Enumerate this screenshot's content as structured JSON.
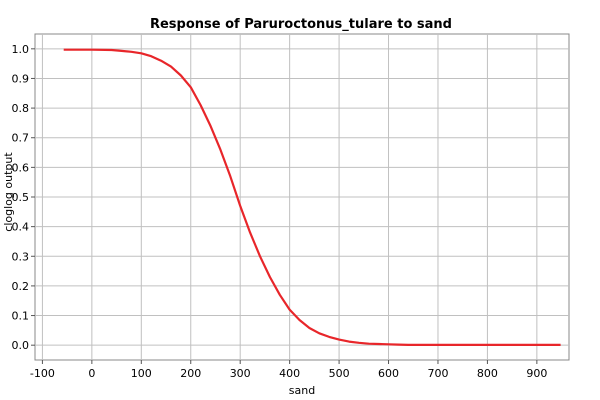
{
  "chart_data": {
    "type": "line",
    "title": "Response of Paruroctonus_tulare to sand",
    "xlabel": "sand",
    "ylabel": "cloglog output",
    "xlim": [
      -115,
      965
    ],
    "ylim": [
      -0.05,
      1.05
    ],
    "x_ticks": [
      -100,
      0,
      100,
      200,
      300,
      400,
      500,
      600,
      700,
      800,
      900
    ],
    "y_ticks": [
      "0.0",
      "0.1",
      "0.2",
      "0.3",
      "0.4",
      "0.5",
      "0.6",
      "0.7",
      "0.8",
      "0.9",
      "1.0"
    ],
    "grid": true,
    "series": [
      {
        "color": "#e8262a",
        "x": [
          -57,
          0,
          40,
          60,
          80,
          100,
          120,
          140,
          160,
          180,
          200,
          220,
          240,
          260,
          280,
          300,
          320,
          340,
          360,
          380,
          400,
          420,
          440,
          460,
          480,
          500,
          520,
          540,
          560,
          580,
          600,
          620,
          640,
          700,
          800,
          948
        ],
        "y": [
          0.997,
          0.997,
          0.996,
          0.993,
          0.99,
          0.985,
          0.975,
          0.96,
          0.94,
          0.91,
          0.87,
          0.81,
          0.74,
          0.66,
          0.57,
          0.47,
          0.38,
          0.3,
          0.23,
          0.17,
          0.12,
          0.085,
          0.058,
          0.04,
          0.028,
          0.019,
          0.012,
          0.008,
          0.005,
          0.004,
          0.003,
          0.002,
          0.001,
          0.001,
          0.001,
          0.001
        ]
      }
    ]
  }
}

Brief ▸ Each line in the listing above that contains "sand" should be copied.

Completed task ▸
    "title": "Response of Paruroctonus_tulare to sand",
    "xlabel": "sand",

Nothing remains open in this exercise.